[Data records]
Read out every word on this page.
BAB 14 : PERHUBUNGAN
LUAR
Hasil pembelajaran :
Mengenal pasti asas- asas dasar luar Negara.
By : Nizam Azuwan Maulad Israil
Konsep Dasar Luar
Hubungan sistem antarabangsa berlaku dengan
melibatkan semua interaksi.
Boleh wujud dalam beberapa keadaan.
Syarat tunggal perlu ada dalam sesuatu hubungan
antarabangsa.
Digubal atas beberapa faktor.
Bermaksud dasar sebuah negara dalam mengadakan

WHAT TO WORK ON:
Each of the records should be retyped exactly.

FULL ANSWER:
Read out every word on this page.
BAB 14 : PERHUBUNGAN
LUAR
Hasil pembelajaran :
Mengenal pasti asas- asas dasar luar Negara.
By : Nizam Azuwan Maulad Israil
Konsep Dasar Luar
Hubungan sistem antarabangsa berlaku dengan
melibatkan semua interaksi.
Boleh wujud dalam beberapa keadaan.
Syarat tunggal perlu ada dalam sesuatu hubungan
antarabangsa.
Digubal atas beberapa faktor.
Bermaksud dasar sebuah negara dalam mengadakan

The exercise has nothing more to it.